Go through the listing and copy each line with the string "JSON".

---------- THE DATA

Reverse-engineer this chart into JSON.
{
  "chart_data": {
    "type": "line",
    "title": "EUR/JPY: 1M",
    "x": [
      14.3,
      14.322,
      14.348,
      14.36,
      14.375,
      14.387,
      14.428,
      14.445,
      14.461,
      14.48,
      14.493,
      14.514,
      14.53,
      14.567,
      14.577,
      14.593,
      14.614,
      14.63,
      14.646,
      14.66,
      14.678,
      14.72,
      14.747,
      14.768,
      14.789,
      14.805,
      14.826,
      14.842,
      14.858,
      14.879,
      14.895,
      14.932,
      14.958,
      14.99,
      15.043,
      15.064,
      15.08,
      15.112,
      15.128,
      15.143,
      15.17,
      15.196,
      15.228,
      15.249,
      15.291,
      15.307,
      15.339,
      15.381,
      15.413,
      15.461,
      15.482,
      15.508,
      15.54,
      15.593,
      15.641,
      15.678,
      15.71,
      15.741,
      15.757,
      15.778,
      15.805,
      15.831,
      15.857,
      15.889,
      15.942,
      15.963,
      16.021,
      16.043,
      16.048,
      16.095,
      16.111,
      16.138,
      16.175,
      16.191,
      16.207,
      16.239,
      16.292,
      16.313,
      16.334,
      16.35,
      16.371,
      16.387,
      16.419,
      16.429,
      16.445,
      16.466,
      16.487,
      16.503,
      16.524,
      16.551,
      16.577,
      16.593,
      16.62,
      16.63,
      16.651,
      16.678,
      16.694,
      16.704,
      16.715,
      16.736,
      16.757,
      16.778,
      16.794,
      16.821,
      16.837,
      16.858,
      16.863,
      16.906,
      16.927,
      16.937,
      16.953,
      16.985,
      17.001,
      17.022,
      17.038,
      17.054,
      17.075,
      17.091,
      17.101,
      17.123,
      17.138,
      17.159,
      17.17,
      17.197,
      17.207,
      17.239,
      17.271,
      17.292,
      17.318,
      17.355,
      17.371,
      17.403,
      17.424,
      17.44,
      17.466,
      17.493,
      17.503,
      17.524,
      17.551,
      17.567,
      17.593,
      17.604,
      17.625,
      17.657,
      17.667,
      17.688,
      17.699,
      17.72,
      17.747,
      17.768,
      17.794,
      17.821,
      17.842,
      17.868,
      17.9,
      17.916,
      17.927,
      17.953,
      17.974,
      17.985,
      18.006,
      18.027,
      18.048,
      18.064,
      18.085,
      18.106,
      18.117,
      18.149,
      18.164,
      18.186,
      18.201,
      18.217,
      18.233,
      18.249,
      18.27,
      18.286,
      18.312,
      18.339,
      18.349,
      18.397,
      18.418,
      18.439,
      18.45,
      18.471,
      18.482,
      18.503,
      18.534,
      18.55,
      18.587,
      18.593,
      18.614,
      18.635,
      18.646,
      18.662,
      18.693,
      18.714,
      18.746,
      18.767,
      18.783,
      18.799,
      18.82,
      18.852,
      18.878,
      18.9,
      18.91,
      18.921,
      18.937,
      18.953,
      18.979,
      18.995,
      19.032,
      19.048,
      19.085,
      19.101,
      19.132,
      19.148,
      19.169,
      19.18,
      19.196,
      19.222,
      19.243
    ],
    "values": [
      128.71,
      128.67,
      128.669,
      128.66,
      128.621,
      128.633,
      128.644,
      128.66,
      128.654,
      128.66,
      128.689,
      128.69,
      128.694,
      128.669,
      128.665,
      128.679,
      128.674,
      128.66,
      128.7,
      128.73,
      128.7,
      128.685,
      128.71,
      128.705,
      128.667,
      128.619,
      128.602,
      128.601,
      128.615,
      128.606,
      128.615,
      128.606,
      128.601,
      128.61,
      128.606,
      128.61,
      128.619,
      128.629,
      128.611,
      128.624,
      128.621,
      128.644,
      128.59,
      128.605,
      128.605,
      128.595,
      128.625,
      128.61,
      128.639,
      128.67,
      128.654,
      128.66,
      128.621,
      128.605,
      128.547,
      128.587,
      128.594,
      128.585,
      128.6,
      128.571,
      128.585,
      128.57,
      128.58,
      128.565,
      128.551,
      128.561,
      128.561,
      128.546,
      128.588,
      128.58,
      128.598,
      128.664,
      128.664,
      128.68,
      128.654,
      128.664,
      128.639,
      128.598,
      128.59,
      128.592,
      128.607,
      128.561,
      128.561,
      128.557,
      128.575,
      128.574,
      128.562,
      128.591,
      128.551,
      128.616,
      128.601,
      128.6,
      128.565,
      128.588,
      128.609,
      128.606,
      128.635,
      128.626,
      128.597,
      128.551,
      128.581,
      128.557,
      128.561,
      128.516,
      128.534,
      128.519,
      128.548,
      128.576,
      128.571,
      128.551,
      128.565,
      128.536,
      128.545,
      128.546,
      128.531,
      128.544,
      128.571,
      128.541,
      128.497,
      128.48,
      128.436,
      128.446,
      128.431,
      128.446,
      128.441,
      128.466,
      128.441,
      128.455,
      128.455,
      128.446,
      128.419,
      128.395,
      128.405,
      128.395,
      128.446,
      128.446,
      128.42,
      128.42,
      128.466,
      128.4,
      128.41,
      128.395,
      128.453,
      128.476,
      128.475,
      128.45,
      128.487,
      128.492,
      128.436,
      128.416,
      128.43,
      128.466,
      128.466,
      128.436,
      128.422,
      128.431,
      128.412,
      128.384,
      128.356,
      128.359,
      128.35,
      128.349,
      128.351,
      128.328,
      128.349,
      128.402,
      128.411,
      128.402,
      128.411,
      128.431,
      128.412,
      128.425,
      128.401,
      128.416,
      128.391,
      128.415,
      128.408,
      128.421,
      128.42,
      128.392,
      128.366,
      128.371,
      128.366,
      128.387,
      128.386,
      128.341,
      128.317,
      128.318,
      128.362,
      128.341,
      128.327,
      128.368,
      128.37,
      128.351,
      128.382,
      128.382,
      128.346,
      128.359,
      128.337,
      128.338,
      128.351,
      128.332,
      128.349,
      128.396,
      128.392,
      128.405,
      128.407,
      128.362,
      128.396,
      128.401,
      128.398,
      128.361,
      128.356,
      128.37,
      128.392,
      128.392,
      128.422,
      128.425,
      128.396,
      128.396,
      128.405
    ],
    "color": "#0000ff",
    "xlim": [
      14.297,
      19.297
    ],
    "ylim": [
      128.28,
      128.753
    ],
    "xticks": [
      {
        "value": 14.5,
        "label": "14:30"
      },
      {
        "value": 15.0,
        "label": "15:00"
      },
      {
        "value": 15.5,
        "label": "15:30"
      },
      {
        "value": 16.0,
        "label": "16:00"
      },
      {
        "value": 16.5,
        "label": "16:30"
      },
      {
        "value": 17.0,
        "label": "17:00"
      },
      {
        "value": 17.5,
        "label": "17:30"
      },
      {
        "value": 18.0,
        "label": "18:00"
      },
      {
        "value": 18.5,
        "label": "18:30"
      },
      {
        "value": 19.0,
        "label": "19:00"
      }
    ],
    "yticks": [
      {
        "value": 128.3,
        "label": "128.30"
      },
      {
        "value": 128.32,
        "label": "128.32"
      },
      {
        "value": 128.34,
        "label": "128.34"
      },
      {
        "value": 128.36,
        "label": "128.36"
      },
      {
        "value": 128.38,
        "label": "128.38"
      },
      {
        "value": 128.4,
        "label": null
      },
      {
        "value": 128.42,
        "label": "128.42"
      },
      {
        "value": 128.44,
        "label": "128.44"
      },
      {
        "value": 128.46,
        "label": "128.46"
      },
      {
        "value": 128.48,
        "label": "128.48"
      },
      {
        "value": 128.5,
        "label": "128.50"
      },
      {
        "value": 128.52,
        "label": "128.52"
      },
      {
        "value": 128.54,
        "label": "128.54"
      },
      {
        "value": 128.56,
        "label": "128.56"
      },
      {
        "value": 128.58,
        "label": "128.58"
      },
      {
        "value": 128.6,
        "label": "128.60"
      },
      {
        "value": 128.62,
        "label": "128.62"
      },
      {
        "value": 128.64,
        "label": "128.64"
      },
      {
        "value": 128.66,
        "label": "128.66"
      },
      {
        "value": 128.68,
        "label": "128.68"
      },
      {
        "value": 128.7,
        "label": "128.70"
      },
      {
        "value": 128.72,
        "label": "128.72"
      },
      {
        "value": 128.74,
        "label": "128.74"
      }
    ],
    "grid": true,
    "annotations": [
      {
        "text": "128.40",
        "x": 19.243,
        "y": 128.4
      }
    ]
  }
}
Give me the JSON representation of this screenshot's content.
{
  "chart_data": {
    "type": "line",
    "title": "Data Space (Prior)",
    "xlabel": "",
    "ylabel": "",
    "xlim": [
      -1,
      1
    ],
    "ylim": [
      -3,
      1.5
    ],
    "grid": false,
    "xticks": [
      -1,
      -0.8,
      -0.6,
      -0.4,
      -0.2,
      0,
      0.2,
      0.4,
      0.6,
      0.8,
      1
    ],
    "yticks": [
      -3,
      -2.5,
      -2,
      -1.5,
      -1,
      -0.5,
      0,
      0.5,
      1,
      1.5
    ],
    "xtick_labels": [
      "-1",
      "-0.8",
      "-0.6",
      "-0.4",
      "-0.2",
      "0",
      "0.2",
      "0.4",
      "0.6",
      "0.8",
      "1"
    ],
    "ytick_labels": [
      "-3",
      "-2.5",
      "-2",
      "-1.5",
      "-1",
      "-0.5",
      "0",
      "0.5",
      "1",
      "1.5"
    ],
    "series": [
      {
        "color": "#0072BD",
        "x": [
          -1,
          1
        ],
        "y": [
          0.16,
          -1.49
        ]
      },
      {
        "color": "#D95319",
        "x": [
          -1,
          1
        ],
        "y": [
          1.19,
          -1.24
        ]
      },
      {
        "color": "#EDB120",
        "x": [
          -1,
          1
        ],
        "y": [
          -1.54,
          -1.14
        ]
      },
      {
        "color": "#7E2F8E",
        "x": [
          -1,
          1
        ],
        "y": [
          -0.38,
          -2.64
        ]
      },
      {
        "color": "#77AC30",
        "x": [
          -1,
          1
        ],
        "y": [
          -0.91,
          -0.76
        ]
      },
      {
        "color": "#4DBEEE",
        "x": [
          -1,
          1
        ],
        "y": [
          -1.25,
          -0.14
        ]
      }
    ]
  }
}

--------------------

IN RESPONSE:
Reverse-engineer this chart into JSON.
Give me the JSON representation of this screenshot's content.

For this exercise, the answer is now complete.